**Required tasks:**
[a] From the forum thread about an equivalent of Scheme's apply in Scala, output the passage from "Added by Jason" to "res1: Int* = List(1, 2, 3)" with no changes.
[b] Pick up the forum thread about an equivalent of Scheme's apply in Scala and write what comes after its final sentence.

"apply" for scala


In a language like Scheme, where there is a method that accepts variable number of arguments... We can use "apply" to provide the arguments stored in a list as follow...

#;> (define (m . args) args)
#;> (m 1 2 3)
(1 2 3)
;use apply to provide same arguments stored in a list
#;> (apply m (list 1 2 3))
(1 2 3)

I wonder if scala has a similar feature? So far I've not seen counterparts of things like read/eval/apply  in Scheme. I don't know if its even possible to have them without a lisp-like syntax.

Thanks,
Himanshu

Re: "apply" for scala

Added by Jason Zaugg on 2010-01-13, 09:17
Is this what you're looking for?

-jason

scala> def m(as: Int*) = as
m: (as: Int*)Int*

scala> m(1, 2, 3)
res0: Int* = Array(1, 2, 3)

scala> m(List(1, 2, 3): _*)
res1: Int* = List(1, 2, 3)

scala> m(Seq(1, 2, 3): _*)
res2: Int* = List(1, 2, 3)

On Wed, Jan 13, 2010 at 9:01 AM, Himanshu <g [dot] himanshu [at] gmail [dot] com> wrote:

In a language like Scheme, where there is a method that accepts variable number of arguments... We can use "apply" to provide the arguments stored in a list as follow...

#;> (define (m . args) args)
#;> (m 1 2 3)
(1 2 3)
;use apply to provide same arguments stored in a list
#;> (apply m (list 1 2 3))
(1 2 3)

I wonder if scala has a similar feature? So far I've not seen counterparts of things like read/eval/apply  in Scheme. I don't know if its even possible to have them without a lisp-like syntax.

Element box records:
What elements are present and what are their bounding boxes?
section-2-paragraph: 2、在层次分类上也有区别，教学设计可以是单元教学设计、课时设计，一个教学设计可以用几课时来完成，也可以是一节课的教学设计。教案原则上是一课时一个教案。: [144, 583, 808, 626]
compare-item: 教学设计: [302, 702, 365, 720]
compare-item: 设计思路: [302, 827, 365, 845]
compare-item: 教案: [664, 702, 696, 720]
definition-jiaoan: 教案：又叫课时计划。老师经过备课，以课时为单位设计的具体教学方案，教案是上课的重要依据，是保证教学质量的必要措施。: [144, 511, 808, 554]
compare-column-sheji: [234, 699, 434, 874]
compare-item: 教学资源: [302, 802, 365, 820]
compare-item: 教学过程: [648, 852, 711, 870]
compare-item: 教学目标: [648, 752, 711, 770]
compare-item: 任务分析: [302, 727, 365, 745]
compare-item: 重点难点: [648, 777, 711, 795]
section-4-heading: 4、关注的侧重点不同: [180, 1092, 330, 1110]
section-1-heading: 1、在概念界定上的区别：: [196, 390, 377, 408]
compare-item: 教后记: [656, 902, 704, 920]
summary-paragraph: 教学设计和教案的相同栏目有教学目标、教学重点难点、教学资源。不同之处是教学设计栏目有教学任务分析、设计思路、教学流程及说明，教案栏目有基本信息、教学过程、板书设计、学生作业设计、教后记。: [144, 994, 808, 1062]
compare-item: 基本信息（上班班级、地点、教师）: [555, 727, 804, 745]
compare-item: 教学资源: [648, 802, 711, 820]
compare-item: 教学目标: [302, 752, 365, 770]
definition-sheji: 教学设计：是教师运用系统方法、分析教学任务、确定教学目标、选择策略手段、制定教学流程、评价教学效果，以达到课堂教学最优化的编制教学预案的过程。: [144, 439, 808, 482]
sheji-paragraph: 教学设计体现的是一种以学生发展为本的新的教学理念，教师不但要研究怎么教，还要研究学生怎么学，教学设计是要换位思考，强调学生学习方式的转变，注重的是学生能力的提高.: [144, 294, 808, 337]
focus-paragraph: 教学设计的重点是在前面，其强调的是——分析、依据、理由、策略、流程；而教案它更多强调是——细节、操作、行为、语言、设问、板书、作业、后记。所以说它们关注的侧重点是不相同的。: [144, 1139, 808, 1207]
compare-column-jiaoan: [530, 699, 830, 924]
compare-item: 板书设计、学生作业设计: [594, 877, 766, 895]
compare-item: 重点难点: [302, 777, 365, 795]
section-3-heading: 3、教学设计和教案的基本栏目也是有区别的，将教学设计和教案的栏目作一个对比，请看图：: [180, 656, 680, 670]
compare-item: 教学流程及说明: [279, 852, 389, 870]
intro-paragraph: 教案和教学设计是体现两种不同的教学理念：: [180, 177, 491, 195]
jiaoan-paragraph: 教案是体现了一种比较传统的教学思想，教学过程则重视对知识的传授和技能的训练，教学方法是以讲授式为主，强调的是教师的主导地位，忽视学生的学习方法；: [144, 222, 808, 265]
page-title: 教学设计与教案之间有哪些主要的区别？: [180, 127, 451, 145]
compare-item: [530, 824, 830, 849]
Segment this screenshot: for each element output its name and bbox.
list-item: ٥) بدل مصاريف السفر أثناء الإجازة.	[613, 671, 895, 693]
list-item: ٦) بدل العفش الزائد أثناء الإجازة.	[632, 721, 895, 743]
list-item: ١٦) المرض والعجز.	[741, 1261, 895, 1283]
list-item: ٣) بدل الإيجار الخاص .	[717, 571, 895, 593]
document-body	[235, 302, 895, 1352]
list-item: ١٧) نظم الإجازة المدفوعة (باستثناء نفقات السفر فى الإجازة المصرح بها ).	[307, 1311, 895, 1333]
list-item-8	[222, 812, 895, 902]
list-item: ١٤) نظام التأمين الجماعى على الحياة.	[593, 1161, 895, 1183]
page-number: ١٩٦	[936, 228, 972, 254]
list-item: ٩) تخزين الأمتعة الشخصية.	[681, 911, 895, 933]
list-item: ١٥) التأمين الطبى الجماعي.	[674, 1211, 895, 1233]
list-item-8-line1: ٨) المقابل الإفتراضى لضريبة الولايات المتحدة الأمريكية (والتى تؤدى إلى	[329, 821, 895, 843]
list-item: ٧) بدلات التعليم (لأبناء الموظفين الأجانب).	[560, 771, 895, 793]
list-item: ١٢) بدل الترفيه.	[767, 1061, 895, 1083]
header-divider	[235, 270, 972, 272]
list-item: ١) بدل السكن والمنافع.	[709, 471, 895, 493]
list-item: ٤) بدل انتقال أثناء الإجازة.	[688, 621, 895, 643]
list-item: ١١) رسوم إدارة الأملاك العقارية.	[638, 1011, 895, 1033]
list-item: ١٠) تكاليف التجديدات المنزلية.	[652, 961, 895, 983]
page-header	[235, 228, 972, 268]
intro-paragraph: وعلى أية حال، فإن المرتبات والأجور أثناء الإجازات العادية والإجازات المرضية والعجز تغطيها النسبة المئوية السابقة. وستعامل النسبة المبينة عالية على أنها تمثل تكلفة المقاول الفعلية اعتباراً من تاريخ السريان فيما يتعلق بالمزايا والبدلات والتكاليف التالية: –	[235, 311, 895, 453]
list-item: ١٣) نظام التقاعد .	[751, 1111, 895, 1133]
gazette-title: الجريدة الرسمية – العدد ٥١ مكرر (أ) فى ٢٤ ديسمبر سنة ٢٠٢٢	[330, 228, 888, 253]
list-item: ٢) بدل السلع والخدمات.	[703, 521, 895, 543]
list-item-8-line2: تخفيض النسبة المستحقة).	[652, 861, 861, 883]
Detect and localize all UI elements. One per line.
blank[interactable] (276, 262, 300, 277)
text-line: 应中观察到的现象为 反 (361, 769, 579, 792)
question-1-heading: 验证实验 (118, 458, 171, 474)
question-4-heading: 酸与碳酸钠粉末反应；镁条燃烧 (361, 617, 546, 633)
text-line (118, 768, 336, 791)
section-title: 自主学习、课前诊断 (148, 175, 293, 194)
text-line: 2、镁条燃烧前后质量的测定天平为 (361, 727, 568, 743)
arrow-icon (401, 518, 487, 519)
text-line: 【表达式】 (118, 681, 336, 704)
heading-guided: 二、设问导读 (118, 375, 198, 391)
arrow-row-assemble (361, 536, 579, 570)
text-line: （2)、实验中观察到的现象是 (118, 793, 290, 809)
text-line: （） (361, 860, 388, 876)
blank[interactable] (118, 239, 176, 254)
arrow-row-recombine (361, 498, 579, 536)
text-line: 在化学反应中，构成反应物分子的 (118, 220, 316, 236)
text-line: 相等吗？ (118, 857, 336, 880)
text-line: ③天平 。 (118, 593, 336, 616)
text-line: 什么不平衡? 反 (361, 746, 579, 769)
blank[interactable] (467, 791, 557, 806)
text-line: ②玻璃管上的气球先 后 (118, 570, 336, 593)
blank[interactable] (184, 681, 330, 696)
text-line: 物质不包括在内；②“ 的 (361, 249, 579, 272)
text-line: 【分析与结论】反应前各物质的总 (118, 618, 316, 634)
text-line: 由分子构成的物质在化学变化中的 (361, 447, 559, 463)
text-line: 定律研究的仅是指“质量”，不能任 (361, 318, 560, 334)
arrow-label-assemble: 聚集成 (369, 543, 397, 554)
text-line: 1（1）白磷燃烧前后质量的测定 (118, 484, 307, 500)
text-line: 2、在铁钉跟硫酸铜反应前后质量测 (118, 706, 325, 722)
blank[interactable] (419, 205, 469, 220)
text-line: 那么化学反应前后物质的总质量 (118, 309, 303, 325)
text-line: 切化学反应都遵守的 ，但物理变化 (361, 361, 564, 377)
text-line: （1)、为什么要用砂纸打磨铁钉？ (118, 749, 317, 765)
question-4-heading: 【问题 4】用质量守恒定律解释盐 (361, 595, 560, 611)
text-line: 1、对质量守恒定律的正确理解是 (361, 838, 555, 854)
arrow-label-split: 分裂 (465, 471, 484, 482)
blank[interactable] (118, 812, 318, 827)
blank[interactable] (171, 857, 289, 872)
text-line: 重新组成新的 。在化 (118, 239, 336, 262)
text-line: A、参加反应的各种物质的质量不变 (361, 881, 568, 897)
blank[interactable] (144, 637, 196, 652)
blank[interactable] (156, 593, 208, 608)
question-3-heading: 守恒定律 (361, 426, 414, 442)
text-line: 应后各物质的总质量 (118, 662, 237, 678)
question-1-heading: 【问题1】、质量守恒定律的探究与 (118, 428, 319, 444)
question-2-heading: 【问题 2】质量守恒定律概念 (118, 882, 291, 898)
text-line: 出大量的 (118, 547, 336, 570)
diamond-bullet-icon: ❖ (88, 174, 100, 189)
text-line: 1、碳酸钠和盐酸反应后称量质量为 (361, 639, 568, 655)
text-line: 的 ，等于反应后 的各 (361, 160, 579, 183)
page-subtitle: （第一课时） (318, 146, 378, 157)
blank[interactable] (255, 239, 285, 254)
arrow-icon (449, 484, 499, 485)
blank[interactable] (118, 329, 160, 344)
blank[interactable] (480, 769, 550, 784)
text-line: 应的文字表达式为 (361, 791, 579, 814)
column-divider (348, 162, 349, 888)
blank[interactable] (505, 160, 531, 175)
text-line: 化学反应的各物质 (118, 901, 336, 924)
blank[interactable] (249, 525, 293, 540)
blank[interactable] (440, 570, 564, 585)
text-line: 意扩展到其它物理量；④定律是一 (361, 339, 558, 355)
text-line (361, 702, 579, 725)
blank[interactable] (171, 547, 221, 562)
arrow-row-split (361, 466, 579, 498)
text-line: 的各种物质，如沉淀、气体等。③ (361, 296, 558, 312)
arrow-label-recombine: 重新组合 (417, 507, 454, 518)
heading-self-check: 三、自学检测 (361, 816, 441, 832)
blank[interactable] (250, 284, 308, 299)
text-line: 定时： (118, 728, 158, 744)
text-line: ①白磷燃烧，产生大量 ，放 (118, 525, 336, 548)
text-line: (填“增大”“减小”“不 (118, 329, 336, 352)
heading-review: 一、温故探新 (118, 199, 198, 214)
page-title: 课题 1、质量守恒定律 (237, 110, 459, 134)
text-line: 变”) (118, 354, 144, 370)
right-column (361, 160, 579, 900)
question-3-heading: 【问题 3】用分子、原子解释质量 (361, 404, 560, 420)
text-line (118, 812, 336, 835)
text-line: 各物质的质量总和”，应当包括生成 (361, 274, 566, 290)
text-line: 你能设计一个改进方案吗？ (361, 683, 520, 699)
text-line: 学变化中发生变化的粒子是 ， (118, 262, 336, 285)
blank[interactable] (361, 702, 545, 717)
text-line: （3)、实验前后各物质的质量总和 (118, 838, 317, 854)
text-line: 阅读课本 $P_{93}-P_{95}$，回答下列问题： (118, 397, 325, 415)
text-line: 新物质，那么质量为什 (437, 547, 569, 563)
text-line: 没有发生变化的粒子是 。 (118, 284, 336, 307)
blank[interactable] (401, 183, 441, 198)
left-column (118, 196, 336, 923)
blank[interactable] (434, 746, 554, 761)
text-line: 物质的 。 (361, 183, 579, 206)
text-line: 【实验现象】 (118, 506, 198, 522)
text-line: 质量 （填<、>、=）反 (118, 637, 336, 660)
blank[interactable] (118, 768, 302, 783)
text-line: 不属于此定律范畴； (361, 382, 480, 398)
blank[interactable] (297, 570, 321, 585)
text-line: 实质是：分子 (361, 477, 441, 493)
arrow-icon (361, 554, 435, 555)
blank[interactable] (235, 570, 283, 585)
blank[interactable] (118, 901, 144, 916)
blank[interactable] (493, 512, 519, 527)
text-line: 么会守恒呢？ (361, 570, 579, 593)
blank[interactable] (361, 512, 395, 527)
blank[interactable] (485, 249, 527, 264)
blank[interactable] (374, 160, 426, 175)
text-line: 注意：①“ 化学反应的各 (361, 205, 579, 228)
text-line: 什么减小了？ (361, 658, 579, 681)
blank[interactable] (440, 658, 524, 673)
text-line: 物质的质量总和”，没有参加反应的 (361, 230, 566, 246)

**Exercise results:**
[a]
Added by Jason Zaugg on 2010-01-13, 09:17
Is this what you're looking for?

-jason

scala> def m(as: Int*) = as
m: (as: Int*)Int*

scala> m(1, 2, 3)
res0: Int* = Array(1, 2, 3)

scala> m(List(1, 2, 3): _*)
res1: Int* = List(1, 2, 3)

[b]
Thanks,
Himanshu

Re: "apply" for scala

Added by Himanshu on 2010-01-13, 09:27
Exactly.

But How does it work, is this part of function call syntax... I seem to have missed it in "Programming in Scala".

Thanks,
Himanshu

On Wed, Jan 13, 2010 at 1:41 PM, Jason Zaugg <jzaugg [at] gmail [dot] com> wrote:
Is this what you're looking for?

-jason

scala> def m(as: Int*) = as
m: (as: Int*)Int*

scala> m(1, 2, 3)
res0: Int* = Array(1, 2, 3)

scala> m(List(1, 2, 3): _*)
res1: Int* = List(1, 2, 3)

scala> m(Seq(1, 2, 3): _*)
res2: Int* = List(1, 2, 3)

On Wed, Jan 13, 2010 at 9:01 AM, Himanshu <g [dot] himanshu [at] gmail [dot] com> wrote:

In a language like Scheme, where there is a method that accepts variable number of arguments... We can use "apply" to provide the arguments stored in a list as follow...

#;> (define (m . args) args)
#;> (m 1 2 3)
(1 2 3)
;use apply to provide same arguments stored in a list
#;> (apply m (list 1 2 3))
(1 2 3)

I wonder if scala has a similar feature? So far I've not seen counterparts of things like read/eval/apply  in Scheme. I don't know if its even possible to have them without a lisp-like syntax.

Thanks,
Himanshu


Re: "apply" for scala

Added by Paolo Losi on 2010-01-13, 09:47

Himanshu wrote:
> But How does it work, is this part of function call syntax... I seem to
> have missed it in "Programming in Scala".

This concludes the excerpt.